Civil society groups at the Bali International Convention Center (BICC) – the official Annual Meetings venue – held a lightning rally to denounce Indonesia for attacking the PGC and shutting down public activities. The rally exposed the pretence of hospitality, openness, tolerance, and good governance peddled by the Indonesian Government with complicity of the IMF and World Bank.
Seemingly to avoid embarrassment, Bank and IMF staff and the Indonesian police swiftly herded the protesters into a holding room and offered to host the PGC, all expenses paid. Meanwhile, outside the negotiation room, security personnel armed with guns peeping out of their Batik shirts harassed the demonstrators and denied entry to six West Papuans seeking to register at the official Civil Society Policy Forum. Despite these apparent attempts to co-opt the event’s independence, the PGC organisers stood firm and continued.

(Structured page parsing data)
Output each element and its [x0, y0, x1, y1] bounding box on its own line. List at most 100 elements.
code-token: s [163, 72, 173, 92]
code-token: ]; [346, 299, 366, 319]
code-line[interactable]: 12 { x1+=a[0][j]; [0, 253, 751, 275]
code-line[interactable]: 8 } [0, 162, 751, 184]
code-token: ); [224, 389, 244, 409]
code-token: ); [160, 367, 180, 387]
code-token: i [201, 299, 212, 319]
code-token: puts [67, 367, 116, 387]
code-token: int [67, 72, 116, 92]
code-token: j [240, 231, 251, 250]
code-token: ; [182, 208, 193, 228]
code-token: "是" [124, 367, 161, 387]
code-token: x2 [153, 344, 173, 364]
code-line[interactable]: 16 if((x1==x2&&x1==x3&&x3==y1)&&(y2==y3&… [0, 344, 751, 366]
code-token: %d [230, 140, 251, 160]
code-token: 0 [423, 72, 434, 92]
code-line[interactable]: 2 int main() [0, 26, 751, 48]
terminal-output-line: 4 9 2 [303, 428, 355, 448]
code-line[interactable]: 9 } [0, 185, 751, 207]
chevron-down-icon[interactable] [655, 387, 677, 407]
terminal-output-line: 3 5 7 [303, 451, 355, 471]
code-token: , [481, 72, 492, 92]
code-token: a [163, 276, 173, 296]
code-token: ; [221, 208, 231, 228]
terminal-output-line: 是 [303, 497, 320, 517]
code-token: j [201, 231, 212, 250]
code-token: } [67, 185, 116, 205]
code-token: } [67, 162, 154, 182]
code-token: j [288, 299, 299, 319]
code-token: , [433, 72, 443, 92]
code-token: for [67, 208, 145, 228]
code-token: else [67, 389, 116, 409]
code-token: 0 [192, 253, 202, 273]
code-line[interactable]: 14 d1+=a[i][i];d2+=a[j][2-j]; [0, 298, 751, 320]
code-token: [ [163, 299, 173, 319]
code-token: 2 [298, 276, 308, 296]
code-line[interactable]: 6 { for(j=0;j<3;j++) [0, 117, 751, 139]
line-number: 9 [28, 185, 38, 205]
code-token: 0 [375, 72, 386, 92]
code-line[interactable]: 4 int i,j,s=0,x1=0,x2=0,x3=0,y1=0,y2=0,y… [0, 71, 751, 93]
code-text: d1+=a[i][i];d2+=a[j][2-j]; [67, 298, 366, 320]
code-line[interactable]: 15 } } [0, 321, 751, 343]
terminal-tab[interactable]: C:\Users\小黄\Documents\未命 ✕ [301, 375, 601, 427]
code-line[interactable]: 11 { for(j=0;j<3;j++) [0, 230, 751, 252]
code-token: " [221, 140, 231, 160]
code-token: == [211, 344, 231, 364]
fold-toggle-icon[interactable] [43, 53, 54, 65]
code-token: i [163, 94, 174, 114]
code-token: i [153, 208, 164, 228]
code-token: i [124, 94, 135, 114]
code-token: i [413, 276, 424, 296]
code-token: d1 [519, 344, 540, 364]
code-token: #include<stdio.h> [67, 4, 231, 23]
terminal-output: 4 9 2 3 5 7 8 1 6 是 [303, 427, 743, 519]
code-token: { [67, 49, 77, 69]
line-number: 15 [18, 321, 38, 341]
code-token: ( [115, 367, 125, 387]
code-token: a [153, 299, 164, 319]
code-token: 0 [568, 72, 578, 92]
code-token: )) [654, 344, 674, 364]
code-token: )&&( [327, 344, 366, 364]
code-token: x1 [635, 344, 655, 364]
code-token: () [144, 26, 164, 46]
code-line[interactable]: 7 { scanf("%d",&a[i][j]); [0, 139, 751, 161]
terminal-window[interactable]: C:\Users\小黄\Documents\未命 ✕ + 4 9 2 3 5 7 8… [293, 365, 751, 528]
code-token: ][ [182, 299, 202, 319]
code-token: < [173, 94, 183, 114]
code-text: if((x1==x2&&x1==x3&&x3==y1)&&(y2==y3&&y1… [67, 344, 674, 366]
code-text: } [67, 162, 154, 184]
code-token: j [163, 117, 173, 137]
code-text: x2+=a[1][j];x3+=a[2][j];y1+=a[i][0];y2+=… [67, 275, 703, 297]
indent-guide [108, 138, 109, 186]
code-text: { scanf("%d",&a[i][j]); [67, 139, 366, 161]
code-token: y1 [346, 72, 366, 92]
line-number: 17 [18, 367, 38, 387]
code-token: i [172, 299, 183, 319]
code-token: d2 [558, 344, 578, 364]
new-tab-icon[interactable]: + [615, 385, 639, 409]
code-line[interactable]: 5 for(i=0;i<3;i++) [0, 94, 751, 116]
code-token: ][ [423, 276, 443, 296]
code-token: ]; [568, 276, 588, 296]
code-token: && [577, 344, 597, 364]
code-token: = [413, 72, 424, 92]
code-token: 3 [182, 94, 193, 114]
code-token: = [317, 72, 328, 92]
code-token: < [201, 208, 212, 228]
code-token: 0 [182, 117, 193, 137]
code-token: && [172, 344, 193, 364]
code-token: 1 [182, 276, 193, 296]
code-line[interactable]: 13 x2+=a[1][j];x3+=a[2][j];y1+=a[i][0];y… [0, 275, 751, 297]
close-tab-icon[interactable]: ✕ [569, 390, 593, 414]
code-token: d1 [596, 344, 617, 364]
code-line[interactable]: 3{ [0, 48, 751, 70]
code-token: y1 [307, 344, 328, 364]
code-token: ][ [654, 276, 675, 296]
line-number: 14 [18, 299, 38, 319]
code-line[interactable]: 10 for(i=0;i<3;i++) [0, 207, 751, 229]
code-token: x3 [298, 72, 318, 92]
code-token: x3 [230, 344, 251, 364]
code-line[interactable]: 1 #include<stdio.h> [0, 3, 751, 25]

### [WORK ITEM]
From the passage on the Bali rally, return the stretch from "Seemingly to avoid" through "firm and continued.", copied word for word.

### [TASK SOLUTION]
Seemingly to avoid embarrassment, Bank and IMF staff and the Indonesian police swiftly herded the protesters into a holding room and offered to host the PGC, all expenses paid. Meanwhile, outside the negotiation room, security personnel armed with guns peeping out of their Batik shirts harassed the demonstrators and denied entry to six West Papuans seeking to register at the official Civil Society Policy Forum. Despite these apparent attempts to co-opt the event’s independence, the PGC organisers stood firm and continued.